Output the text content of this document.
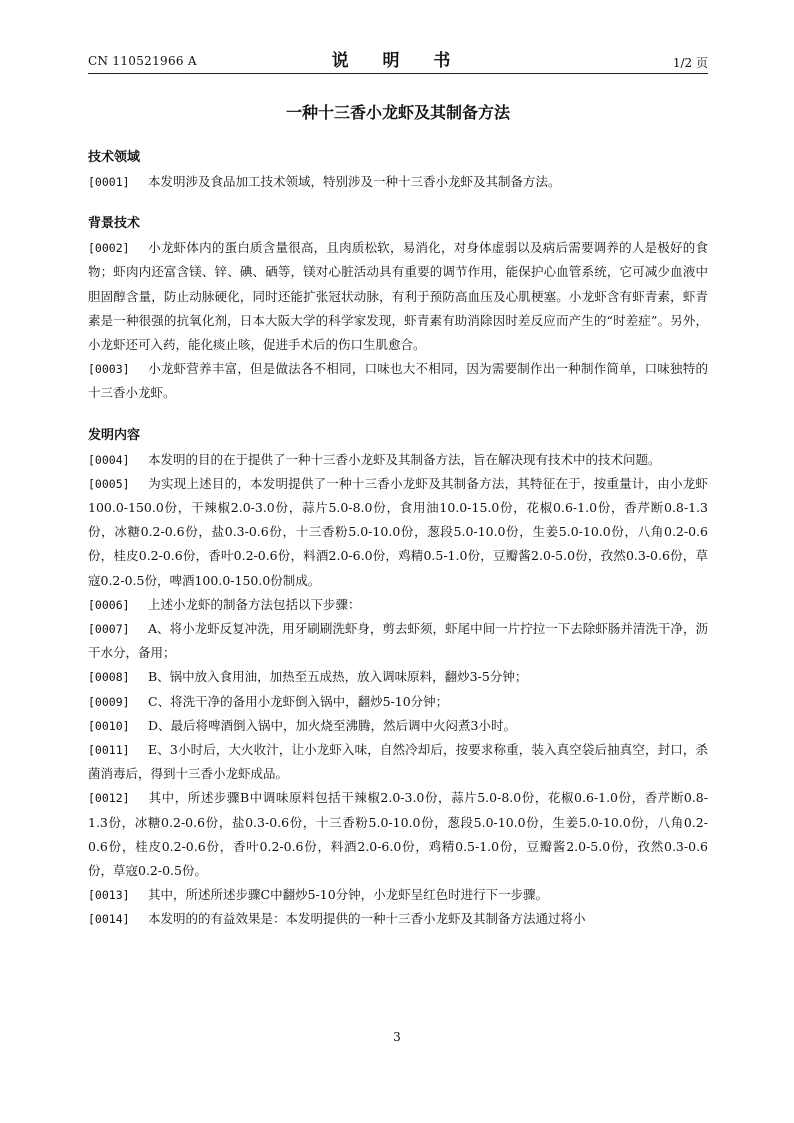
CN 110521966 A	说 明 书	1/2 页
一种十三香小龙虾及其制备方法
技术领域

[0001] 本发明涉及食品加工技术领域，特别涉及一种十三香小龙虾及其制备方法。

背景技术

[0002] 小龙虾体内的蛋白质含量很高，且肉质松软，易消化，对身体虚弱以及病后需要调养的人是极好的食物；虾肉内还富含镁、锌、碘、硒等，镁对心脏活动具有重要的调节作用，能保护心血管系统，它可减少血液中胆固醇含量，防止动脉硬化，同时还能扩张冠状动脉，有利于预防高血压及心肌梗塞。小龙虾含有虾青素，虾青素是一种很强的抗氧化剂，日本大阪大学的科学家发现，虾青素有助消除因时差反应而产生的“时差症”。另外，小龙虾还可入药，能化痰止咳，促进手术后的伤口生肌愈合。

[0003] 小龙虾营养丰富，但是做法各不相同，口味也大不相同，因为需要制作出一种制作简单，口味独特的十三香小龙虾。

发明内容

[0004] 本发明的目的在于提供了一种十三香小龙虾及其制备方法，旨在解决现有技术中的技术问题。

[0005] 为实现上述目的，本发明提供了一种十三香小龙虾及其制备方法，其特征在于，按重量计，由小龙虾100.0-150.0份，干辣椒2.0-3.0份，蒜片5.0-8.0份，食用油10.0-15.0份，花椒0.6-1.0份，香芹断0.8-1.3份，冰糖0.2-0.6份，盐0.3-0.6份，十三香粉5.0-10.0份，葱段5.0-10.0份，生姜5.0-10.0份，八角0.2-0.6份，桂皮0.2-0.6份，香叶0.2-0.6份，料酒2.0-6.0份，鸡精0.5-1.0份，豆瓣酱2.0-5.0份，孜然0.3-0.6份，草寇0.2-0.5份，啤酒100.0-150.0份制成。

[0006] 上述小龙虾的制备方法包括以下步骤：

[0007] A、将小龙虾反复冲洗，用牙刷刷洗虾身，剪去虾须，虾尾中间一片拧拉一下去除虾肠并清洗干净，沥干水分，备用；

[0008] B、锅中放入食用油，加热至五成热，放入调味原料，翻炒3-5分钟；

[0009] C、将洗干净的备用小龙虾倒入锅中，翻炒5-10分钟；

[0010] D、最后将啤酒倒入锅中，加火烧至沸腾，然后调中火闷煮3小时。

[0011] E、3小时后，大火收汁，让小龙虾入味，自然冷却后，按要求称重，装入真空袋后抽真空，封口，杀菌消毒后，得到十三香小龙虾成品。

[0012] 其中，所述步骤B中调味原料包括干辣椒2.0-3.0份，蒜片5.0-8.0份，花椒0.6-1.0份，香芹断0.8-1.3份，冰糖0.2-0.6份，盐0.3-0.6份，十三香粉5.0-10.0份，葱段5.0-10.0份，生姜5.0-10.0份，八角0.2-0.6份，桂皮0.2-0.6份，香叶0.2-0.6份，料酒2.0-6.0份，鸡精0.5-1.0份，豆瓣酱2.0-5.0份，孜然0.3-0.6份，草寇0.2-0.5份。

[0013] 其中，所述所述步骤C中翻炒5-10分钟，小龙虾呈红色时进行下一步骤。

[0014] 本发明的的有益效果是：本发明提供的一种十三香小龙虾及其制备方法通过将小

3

▶ Your task
Restate the full listing verbatim and drop every picture.

▶ Output
Output the text content of this document.
CN 110521966 A	说 明 书	1/2 页
一种十三香小龙虾及其制备方法
技术领域

[0001] 本发明涉及食品加工技术领域，特别涉及一种十三香小龙虾及其制备方法。

背景技术

[0002] 小龙虾体内的蛋白质含量很高，且肉质松软，易消化，对身体虚弱以及病后需要调养的人是极好的食物；虾肉内还富含镁、锌、碘、硒等，镁对心脏活动具有重要的调节作用，能保护心血管系统，它可减少血液中胆固醇含量，防止动脉硬化，同时还能扩张冠状动脉，有利于预防高血压及心肌梗塞。小龙虾含有虾青素，虾青素是一种很强的抗氧化剂，日本大阪大学的科学家发现，虾青素有助消除因时差反应而产生的“时差症”。另外，小龙虾还可入药，能化痰止咳，促进手术后的伤口生肌愈合。

[0003] 小龙虾营养丰富，但是做法各不相同，口味也大不相同，因为需要制作出一种制作简单，口味独特的十三香小龙虾。

发明内容

[0004] 本发明的目的在于提供了一种十三香小龙虾及其制备方法，旨在解决现有技术中的技术问题。

[0005] 为实现上述目的，本发明提供了一种十三香小龙虾及其制备方法，其特征在于，按重量计，由小龙虾100.0-150.0份，干辣椒2.0-3.0份，蒜片5.0-8.0份，食用油10.0-15.0份，花椒0.6-1.0份，香芹断0.8-1.3份，冰糖0.2-0.6份，盐0.3-0.6份，十三香粉5.0-10.0份，葱段5.0-10.0份，生姜5.0-10.0份，八角0.2-0.6份，桂皮0.2-0.6份，香叶0.2-0.6份，料酒2.0-6.0份，鸡精0.5-1.0份，豆瓣酱2.0-5.0份，孜然0.3-0.6份，草寇0.2-0.5份，啤酒100.0-150.0份制成。

[0006] 上述小龙虾的制备方法包括以下步骤：

[0007] A、将小龙虾反复冲洗，用牙刷刷洗虾身，剪去虾须，虾尾中间一片拧拉一下去除虾肠并清洗干净，沥干水分，备用；

[0008] B、锅中放入食用油，加热至五成热，放入调味原料，翻炒3-5分钟；

[0009] C、将洗干净的备用小龙虾倒入锅中，翻炒5-10分钟；

[0010] D、最后将啤酒倒入锅中，加火烧至沸腾，然后调中火闷煮3小时。

[0011] E、3小时后，大火收汁，让小龙虾入味，自然冷却后，按要求称重，装入真空袋后抽真空，封口，杀菌消毒后，得到十三香小龙虾成品。

[0012] 其中，所述步骤B中调味原料包括干辣椒2.0-3.0份，蒜片5.0-8.0份，花椒0.6-1.0份，香芹断0.8-1.3份，冰糖0.2-0.6份，盐0.3-0.6份，十三香粉5.0-10.0份，葱段5.0-10.0份，生姜5.0-10.0份，八角0.2-0.6份，桂皮0.2-0.6份，香叶0.2-0.6份，料酒2.0-6.0份，鸡精0.5-1.0份，豆瓣酱2.0-5.0份，孜然0.3-0.6份，草寇0.2-0.5份。

[0013] 其中，所述所述步骤C中翻炒5-10分钟，小龙虾呈红色时进行下一步骤。

[0014] 本发明的的有益效果是：本发明提供的一种十三香小龙虾及其制备方法通过将小

3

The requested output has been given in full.